## Actividad 1
Indique si cada una de las siguientes afirmaciones concuerda con el texto sobre el tabaco y responda sí o no, citando literalmente las palabras del texto que lo deciden: (a) Los convecinos de Rodrigo de Triana lo denunciaron a la Inquisición. (b) En el siglo XVIII el tabaco fue llamado «hierba maldita». (c) La vitola surgió para proteger los dedos de las mujeres de la mancha de la nicotina.
## Actividad 2
Responda brevemente, a partir del texto sobre el tabaco, las siguientes preguntas:
(a) ¿Qué saben los servidores del Estado desde el principio?
(b) ¿Desde dónde avistó Rodrigo de Triana la costa americana?
(c) ¿Qué nombre recibe el anillo donde se proclama la marca del cigarro?
## Actividad 3
Retome el texto sobre el tabaco y continúelo a partir de su última oración.

## Documento fuente
= = = =
Sinceramente, no le veo futuro al cumplimiento de este renovado propósito e incluso llego a pensar que la correlativa publicidad se ha hecho con desgana, entre otras cosas, porque es una aberración que alguien vaya contra sus propios actos, y los servidores del Estado conocen de qué lado está la mantequilla en la tostada presupuestaria. Lo saben desde el principio.

Dicen que el primer fumador occidental del que se tiene noticia fue Rodrigo de Triana, el mismo que avistó la costa americana desde la cofa de la carabela. Sus convecinos, ya en la Península, le denunciaron a la Inquisición por presumible trato con Satanás, ya que «después de aspirar por un canuto espiraba humo por boca y narices». No fue un precedente válido para las católicas majestades, cuyos proveedores hacendísticos comprendieron el enorme chollo que las diabólicas hojas iban a suponer para las arcas, siempre desfallecidas. Tuvo sus defensores y, a lo largo del siglo XVIII, la llamaron «hierba santa», con propiedades salutíferas.

Para alcanzar la mayor coartada, al envite las damas, que se dieron al vicio como condenadas, lo cual era sólo una premonición, pues parece que hoy el número de mujeres que fuma está igualando o sobrepasa el de varones. Hay una pequeña anécdota que conocen los historiadores del tabaco, y es el origen de lo que se llama vitola, el anillo donde se proclama la marca del cigarro. En principio fue una deferencia y una exigencia de las mujeres, una banda de papel destinada a proteger los largos dedos femeninos de la fea mancha amarillenta de la nicotina.
= = = =
## Entradas extraídas
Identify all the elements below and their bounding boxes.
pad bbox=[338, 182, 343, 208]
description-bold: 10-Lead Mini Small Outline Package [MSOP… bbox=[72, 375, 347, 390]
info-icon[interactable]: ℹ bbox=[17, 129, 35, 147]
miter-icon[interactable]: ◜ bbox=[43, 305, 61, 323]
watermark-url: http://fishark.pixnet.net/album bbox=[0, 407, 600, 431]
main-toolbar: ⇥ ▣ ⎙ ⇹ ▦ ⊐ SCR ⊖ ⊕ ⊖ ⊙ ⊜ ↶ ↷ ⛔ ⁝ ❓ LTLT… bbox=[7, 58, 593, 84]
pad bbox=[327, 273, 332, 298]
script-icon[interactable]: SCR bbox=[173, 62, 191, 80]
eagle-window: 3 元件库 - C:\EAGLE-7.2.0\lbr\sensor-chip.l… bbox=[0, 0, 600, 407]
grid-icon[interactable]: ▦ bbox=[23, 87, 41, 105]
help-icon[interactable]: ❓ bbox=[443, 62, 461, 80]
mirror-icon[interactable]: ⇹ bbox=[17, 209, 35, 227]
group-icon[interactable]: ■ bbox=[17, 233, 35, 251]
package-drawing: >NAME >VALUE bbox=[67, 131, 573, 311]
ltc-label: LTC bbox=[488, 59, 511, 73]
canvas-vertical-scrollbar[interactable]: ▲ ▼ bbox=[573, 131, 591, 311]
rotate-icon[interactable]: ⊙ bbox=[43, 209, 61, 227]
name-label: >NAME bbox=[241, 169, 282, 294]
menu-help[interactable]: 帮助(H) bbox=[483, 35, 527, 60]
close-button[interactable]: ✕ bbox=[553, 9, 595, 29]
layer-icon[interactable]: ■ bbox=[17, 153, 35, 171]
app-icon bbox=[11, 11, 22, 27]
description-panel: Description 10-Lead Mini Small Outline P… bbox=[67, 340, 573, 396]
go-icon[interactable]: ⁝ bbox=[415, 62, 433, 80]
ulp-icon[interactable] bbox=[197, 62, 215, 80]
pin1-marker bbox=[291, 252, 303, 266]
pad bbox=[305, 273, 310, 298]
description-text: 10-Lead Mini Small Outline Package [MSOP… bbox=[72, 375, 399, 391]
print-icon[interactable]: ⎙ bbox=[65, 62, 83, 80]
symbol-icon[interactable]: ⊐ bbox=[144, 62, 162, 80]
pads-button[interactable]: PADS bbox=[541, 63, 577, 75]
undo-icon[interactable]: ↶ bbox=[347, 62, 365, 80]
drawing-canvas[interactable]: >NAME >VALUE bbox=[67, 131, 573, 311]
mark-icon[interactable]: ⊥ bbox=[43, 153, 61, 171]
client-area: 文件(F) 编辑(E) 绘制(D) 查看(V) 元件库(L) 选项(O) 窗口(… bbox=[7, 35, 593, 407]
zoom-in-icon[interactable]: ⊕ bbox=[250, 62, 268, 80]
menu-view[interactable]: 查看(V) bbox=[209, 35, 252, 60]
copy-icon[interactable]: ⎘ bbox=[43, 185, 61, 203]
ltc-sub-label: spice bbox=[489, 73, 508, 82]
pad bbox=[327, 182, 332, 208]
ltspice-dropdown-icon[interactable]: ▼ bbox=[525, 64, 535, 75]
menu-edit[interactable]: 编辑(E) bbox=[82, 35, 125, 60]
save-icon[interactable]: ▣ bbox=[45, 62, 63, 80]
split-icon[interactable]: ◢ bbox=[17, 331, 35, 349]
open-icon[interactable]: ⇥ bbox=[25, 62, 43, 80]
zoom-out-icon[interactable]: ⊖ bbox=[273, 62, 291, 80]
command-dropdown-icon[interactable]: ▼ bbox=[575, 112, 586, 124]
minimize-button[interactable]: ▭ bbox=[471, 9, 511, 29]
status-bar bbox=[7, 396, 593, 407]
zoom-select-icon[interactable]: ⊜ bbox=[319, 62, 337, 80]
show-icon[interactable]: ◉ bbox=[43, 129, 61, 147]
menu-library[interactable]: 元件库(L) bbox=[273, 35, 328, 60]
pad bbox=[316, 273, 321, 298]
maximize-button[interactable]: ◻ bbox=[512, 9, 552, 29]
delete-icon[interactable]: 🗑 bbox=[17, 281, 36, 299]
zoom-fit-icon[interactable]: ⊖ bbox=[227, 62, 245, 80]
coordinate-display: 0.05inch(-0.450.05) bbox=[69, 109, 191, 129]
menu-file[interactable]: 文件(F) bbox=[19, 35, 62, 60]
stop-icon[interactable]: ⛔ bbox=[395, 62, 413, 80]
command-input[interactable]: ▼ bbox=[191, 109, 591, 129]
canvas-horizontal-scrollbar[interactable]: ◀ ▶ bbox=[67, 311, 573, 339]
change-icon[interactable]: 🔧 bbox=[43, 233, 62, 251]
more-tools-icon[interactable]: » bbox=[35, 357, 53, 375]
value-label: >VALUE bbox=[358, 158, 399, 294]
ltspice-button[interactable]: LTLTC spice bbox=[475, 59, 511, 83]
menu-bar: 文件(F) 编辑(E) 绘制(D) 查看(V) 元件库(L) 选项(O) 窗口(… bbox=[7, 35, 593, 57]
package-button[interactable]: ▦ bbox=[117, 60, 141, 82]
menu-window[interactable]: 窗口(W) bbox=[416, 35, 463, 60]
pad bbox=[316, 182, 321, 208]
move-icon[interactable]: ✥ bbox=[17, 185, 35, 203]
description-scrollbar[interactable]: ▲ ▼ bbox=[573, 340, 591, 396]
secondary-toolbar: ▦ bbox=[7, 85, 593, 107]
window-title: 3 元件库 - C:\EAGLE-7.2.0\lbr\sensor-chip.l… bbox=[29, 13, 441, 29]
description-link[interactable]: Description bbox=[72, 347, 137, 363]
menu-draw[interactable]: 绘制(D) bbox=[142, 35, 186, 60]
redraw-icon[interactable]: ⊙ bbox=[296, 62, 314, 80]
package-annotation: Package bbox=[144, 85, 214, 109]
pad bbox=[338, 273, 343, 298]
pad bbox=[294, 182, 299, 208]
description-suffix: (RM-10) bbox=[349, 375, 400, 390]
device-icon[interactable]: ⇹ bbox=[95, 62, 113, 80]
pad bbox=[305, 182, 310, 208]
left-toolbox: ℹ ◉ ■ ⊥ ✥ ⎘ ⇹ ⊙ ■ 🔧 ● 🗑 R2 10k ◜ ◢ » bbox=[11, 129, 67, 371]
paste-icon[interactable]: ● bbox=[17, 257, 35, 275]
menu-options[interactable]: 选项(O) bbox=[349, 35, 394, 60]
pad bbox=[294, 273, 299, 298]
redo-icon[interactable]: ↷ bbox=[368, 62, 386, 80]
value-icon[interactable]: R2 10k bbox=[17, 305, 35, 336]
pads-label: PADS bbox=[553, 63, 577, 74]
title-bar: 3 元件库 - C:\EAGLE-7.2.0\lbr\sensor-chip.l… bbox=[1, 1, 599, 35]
= = = =
## Respuesta escrita 1
(a) Sí: «Sus convecinos, ya en la Península, le denunciaron a la Inquisición por presumible trato con Satanás».
(b) No: “a lo largo del siglo XVIII, la llamaron «hierba santa», con propiedades salutíferas”.
(c) Sí: «una banda de papel destinada a proteger los largos dedos femeninos de la fea mancha amarillenta de la nicotina».

## Respuesta escrita 2
(a) De qué lado está la mantequilla en la tostada presupuestaria.
(b) Desde la cofa de la carabela.
(c) Vitola.

## Respuesta escrita 3
Aquello había que defenderlo, ¡y cómo! El mejor reflejo está en las terroríficas disposiciones penales que protegían la explotación, pues, conocida su pródiga difusión, todo quisque intentó sembrar, recolectar, moler y fabricar por su cuenta. Una real cédula firmada el 15 de abril de 1701 en la Villa de Madrid dispone que para los nobles e hidalgos que se dediquen a la competencia el castigo sea la pérdida de la mercancía y de los útiles para transformarla, además de una multa de 2.000 ducados, que eran un pico. Esto, la primera vez, pues la reincidencia venía penada con el doble de la sanción económica y cuatro años de presidio en África. La contumacia del defraudador, fuera noble o hidalgo, traía el destierro a perpetuidad y el secuestro de todos sus bienes. Los pormenores indican que la aristocracia no tenía empacho en falsificar el rapé o los cigarros por la alta rentabilidad que procuraba tal delito.

Bajando tramos en la escala social, si el contraventor era tenido por hombre bueno -calificación desaparecida hace tiempo-, a las aflicciones anteriores se sumaban seis años de galeras, y entonces parece que las penas se cumplían a rajatabla y no había reinserción ni amortización que valieran. En el último caso, el de los humildes o de baja estofa, se llegaba a la pena de muerte, no descartando los azotes y otros castigos corporales.

Los reyes, como se ve, defendían celosamente este resguardo que tan de perlas remendaba el erario público. Incluso entraban en el saco los eclesiásticos y personajes de fuero especial, aunque se mantuvieran las formas exteriores de consideración. Ya se sabe: «Os haré ahorcar con muchísimo respeto».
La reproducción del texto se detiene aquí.